# Source extract
*-*-*

Never read anyone doing this and never thought of it. I'm always too impatient to get it boiling and in the fermenter.

Some other will have to say if there is anything in the sediment that adds anything to the resulting wort during the boil.

Proteins sometimes are said to be beneficial for the yeast, and I'd think the sediment is where the proteins are. But that probably depends on the beer you are making and lots of other things. And I suppose hops adds their own proteins during the boil and if dry hopped.
 
I don't think that will be an issue at all. You haven't hopped it yet and by the time it comes to a boil, most excess O2 will probably have been driven off.

It's such an often repeated error in logic to think that oxygen just dissolves into wort at whatever stage of the brewing process and just waits to be driven off in the boil. Oxidation happens real time and the reactions are not reversible after you remove whatever oxygen is left at the point where you boil. Perhaps an analogy is leaving your firewood in the fire for a while because you can always come back at some point and take it out.

I'm not suggesting the beer that is the topic of this thread is ruined by any means. I'm talking about this specific idea that oxygen exposure can't matter because it will be removed later.
 
So yesterday I started a brew and I knew in advance I wouldn't have time to finish.
I'm doing a 3 gallon BIAB all grain dark mild with 25% oat malt.
I mashed with 2 gallons, did a 1 gallon cold water dunk sparge, let in cool in the snow and 20F outside temp then poured it into a carboy to keep overnight.
My pre-boil volume is low, I normally would have used more sparge water, but I wanted to fit it all in a 3 gallon carboy. I figured I'd just add some more water during the boil. I didn't take a gravity reading, but I'm shooting for a below 4.5% ABV beer.
So this morning, I noticed about 1.5" of solids at the bottom of the carboy and pretty clear wort on top.
I've never tried this before, I usually don't worry about pre-boil clarity, the beer (mostly) clears out later by itself.
So is this a legit way to get really clear wort? The downside is possible infection but in the winter around here I can keep the wort pretty cold.
Also I've introduced more oxygen by dumping the wort into the carboy, I guess I could siphon it next time. I'd also sparge the full amount and use a bigger carboy.
View attachment 756562

In a typical 3 vessel process, the clean wort above all that sediment is typically all that makes it into the boiler especially in a constant recirculated system like a HERMS. The boil itself will still create hot break and then cold break will also form so you'd even have another chance for a settling step before fermentation. That's even easier with a conical since you can let it settle a while, dump and then pitch yeast.

The ongoing question is whether it changes the beer at the end, and if so, is it a positive or negative change.

*-*-*

# Provided material
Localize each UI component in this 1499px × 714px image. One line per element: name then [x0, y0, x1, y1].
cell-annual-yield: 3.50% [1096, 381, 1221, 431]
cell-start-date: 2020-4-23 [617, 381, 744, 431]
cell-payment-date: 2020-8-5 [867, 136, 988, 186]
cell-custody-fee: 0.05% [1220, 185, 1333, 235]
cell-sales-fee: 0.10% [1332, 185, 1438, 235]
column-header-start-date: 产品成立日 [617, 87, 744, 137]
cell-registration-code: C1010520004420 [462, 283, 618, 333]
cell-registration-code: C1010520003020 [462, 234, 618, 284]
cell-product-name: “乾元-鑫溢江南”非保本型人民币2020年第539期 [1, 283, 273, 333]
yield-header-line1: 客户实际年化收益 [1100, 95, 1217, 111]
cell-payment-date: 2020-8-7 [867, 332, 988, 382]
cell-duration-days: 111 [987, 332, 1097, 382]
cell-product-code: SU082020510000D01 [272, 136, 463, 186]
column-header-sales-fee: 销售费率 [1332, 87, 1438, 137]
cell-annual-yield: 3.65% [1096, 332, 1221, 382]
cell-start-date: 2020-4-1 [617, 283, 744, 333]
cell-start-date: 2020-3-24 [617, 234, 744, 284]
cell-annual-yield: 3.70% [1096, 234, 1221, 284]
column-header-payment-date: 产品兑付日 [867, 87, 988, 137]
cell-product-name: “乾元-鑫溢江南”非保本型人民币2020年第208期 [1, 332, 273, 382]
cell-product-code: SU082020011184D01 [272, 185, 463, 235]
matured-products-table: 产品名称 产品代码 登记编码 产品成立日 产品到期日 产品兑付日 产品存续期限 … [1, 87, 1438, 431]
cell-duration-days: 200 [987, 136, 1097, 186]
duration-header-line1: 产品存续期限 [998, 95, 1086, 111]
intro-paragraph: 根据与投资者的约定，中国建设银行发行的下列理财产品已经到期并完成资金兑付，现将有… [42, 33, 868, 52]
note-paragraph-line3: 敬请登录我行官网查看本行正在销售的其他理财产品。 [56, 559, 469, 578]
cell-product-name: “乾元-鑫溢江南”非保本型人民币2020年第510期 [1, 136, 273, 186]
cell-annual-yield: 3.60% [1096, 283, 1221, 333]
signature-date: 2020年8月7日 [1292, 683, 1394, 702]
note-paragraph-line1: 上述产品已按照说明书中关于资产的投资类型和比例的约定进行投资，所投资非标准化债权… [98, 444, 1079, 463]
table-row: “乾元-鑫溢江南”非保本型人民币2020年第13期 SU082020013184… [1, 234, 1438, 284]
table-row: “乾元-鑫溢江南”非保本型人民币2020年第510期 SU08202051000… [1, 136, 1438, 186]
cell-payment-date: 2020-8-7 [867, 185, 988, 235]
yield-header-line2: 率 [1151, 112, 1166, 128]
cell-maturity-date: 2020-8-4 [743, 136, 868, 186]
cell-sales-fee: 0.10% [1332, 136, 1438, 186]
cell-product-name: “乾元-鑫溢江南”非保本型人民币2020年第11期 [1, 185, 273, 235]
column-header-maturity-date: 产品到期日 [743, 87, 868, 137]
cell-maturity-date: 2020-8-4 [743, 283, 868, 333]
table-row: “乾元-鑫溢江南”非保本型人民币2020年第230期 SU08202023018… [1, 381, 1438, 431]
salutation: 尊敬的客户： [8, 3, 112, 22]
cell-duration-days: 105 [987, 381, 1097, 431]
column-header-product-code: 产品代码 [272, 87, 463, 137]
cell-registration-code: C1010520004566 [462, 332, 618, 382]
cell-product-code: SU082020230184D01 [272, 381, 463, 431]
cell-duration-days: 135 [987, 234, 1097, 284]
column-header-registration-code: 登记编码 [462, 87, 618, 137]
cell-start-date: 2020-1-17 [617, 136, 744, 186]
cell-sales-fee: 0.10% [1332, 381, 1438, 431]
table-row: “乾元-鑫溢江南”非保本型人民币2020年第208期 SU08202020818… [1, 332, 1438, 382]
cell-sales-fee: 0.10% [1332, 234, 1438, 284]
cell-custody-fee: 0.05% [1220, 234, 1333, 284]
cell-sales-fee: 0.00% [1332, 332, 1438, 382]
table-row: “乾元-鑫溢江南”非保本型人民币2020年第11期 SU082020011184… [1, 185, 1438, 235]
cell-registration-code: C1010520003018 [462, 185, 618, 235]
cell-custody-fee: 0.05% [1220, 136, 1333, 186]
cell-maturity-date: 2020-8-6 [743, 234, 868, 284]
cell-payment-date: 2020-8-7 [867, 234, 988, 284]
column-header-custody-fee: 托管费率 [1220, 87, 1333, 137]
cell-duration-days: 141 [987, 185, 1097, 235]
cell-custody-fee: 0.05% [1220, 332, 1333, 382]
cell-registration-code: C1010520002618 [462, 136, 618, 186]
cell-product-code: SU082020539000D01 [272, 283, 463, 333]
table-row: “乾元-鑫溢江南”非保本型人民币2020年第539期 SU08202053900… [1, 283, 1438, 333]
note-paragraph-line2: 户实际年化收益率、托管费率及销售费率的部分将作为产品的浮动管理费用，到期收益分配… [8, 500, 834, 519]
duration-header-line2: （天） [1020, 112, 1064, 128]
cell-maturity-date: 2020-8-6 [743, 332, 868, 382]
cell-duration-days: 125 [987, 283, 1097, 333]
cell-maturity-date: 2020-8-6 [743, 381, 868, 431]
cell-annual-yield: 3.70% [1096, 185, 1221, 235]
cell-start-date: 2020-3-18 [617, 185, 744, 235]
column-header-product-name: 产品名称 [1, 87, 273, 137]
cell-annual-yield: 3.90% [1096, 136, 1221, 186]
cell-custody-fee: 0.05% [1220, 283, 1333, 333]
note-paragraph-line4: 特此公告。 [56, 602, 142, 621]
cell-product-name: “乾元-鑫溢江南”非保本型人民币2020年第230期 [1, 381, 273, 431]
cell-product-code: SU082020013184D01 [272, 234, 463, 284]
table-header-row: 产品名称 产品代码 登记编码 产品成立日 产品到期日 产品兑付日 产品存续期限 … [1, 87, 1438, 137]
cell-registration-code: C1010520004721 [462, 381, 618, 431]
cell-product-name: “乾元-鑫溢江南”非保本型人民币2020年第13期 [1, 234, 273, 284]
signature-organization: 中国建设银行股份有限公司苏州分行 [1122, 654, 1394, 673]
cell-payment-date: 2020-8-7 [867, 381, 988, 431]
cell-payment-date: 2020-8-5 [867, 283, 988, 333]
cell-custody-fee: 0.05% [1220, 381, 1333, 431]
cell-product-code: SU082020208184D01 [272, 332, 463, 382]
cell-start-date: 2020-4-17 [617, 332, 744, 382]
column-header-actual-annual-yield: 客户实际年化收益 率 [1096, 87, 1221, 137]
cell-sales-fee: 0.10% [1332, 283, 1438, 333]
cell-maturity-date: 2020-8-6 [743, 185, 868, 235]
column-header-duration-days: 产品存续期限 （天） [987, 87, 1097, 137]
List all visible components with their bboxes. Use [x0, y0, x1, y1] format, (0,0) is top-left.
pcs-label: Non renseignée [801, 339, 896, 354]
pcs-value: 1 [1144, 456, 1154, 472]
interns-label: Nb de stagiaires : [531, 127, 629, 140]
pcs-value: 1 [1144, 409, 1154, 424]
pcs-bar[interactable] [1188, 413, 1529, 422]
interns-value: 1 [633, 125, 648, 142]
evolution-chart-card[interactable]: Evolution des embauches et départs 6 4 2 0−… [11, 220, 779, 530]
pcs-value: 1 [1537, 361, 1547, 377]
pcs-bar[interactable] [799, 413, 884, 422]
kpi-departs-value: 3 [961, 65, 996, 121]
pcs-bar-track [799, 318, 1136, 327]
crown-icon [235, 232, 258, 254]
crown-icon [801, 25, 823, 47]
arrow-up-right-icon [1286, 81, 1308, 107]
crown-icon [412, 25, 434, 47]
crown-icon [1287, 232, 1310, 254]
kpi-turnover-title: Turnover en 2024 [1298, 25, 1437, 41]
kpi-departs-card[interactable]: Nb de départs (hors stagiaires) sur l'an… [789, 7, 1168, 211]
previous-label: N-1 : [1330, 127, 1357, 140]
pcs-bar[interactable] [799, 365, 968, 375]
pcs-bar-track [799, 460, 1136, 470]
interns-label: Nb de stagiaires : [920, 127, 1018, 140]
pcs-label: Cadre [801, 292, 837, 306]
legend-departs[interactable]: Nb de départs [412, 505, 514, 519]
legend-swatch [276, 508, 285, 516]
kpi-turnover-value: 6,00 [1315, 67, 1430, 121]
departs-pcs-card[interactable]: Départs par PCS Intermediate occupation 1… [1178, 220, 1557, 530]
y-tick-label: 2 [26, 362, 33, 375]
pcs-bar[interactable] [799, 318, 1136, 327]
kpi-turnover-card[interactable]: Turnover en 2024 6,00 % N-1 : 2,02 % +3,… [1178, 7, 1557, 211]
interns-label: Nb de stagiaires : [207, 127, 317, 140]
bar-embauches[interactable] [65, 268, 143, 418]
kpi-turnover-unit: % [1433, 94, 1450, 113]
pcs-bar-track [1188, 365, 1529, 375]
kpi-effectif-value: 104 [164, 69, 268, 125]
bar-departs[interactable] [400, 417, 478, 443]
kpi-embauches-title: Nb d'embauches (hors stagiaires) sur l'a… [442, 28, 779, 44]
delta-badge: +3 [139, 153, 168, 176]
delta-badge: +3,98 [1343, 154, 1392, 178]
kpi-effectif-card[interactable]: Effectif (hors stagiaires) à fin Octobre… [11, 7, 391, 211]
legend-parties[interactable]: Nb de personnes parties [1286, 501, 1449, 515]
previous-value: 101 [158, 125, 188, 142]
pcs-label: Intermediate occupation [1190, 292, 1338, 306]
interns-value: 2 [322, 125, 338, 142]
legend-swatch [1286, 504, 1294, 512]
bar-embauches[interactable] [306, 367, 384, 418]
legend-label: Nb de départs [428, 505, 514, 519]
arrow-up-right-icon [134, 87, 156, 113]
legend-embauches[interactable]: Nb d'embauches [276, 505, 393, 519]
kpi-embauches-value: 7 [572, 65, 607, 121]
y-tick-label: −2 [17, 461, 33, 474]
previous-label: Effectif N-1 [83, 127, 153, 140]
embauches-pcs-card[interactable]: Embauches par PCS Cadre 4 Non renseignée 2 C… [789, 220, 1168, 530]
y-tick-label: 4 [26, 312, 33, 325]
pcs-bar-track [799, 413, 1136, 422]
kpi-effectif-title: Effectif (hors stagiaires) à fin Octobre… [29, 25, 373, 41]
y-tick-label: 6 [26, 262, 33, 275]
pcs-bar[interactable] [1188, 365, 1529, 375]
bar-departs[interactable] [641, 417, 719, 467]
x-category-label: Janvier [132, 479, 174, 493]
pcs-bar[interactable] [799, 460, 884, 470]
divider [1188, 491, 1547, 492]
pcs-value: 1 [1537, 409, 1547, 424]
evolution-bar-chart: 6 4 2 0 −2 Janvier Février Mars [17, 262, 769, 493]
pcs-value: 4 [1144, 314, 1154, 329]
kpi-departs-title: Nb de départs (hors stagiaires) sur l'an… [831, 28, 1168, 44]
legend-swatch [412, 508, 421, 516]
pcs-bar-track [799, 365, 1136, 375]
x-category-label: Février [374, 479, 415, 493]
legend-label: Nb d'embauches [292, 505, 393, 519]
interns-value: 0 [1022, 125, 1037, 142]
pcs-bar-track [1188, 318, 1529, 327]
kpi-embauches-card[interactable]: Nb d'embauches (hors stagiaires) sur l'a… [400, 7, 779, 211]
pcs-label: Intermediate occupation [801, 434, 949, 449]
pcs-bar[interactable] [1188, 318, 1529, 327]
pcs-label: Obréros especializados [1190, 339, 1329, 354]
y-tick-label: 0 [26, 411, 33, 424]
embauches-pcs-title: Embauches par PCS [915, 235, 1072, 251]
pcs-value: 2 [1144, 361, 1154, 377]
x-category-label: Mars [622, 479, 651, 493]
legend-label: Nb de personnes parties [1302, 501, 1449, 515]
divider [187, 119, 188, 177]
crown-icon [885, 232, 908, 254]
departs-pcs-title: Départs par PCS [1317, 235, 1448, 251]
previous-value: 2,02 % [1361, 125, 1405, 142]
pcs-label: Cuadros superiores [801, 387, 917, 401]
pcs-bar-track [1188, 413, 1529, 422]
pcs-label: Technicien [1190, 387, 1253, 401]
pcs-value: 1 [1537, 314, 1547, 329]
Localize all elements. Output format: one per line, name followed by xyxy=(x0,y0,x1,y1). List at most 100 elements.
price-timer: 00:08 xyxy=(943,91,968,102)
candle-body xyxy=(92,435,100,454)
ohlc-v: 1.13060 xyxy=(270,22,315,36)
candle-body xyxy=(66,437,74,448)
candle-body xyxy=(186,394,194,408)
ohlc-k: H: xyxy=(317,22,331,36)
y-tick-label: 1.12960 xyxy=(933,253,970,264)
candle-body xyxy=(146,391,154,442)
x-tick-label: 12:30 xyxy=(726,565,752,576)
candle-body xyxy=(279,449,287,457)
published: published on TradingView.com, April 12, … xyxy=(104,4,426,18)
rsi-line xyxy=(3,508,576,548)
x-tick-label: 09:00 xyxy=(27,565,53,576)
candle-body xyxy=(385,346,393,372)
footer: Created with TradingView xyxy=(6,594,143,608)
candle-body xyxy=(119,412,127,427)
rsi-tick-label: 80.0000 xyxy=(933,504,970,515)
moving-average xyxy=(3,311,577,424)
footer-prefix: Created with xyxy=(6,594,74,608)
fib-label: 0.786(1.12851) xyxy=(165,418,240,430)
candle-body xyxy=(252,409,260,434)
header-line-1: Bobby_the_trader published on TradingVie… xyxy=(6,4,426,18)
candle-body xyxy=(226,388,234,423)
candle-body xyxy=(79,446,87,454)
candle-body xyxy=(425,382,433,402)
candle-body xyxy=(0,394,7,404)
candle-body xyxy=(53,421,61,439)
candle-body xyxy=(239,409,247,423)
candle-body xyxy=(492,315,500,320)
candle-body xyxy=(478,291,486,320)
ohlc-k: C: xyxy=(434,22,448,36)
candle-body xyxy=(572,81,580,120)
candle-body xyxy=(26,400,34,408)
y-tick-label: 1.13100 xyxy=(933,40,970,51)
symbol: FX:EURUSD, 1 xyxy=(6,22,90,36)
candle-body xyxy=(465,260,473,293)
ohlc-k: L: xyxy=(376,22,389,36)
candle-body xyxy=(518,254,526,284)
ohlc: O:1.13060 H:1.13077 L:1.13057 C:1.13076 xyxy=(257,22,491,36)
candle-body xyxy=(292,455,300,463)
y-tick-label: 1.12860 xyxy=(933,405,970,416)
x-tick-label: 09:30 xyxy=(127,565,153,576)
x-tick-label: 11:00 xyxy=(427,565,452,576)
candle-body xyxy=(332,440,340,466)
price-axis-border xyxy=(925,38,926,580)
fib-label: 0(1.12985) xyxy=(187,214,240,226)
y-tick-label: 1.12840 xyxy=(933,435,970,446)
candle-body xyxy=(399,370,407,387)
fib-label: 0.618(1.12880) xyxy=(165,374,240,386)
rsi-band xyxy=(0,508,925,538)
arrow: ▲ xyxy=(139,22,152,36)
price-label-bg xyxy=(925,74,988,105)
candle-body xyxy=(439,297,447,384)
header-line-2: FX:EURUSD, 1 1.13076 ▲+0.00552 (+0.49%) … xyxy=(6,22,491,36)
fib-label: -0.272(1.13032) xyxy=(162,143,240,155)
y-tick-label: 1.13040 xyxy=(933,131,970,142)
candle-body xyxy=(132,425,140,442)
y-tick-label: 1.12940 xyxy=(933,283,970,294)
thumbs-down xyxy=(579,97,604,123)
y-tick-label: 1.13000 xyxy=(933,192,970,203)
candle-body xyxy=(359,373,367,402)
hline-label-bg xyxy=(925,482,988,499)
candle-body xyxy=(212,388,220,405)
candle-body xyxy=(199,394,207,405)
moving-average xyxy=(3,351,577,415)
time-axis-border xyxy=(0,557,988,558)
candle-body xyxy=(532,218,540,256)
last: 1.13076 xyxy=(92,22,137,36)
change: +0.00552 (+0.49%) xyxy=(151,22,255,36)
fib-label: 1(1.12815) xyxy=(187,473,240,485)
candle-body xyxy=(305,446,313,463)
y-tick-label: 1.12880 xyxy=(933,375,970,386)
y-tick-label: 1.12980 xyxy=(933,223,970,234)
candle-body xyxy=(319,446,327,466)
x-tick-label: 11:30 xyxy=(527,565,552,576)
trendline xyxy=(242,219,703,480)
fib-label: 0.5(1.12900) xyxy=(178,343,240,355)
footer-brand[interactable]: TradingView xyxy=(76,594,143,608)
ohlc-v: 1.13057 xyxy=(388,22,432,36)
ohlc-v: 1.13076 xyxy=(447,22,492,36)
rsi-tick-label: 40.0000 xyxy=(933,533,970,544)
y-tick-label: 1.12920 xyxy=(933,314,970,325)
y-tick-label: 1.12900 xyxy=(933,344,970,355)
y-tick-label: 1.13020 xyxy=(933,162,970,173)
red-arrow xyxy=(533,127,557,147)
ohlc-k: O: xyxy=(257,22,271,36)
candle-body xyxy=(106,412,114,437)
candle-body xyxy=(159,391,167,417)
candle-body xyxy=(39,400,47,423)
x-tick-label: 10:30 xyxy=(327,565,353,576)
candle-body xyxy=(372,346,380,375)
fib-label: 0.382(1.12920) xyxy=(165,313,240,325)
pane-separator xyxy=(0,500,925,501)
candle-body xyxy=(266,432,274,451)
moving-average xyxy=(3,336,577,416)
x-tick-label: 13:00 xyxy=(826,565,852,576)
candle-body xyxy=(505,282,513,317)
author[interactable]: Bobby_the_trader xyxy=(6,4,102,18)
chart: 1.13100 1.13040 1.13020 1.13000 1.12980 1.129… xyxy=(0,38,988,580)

*-*-*

# Activity
Set down, word for word, the part of the brewing forum thread above starting with "I don't think" and going on through "time to finish.".

# Written answer
I don't think that will be an issue at all. You haven't hopped it yet and by the time it comes to a boil, most excess O2 will probably have been driven off.

It's such an often repeated error in logic to think that oxygen just dissolves into wort at whatever stage of the brewing process and just waits to be driven off in the boil. Oxidation happens real time and the reactions are not reversible after you remove whatever oxygen is left at the point where you boil. Perhaps an analogy is leaving your firewood in the fire for a while because you can always come back at some point and take it out.

I'm not suggesting the beer that is the topic of this thread is ruined by any means. I'm talking about this specific idea that oxygen exposure can't matter because it will be removed later.
 
So yesterday I started a brew and I knew in advance I wouldn't have time to finish.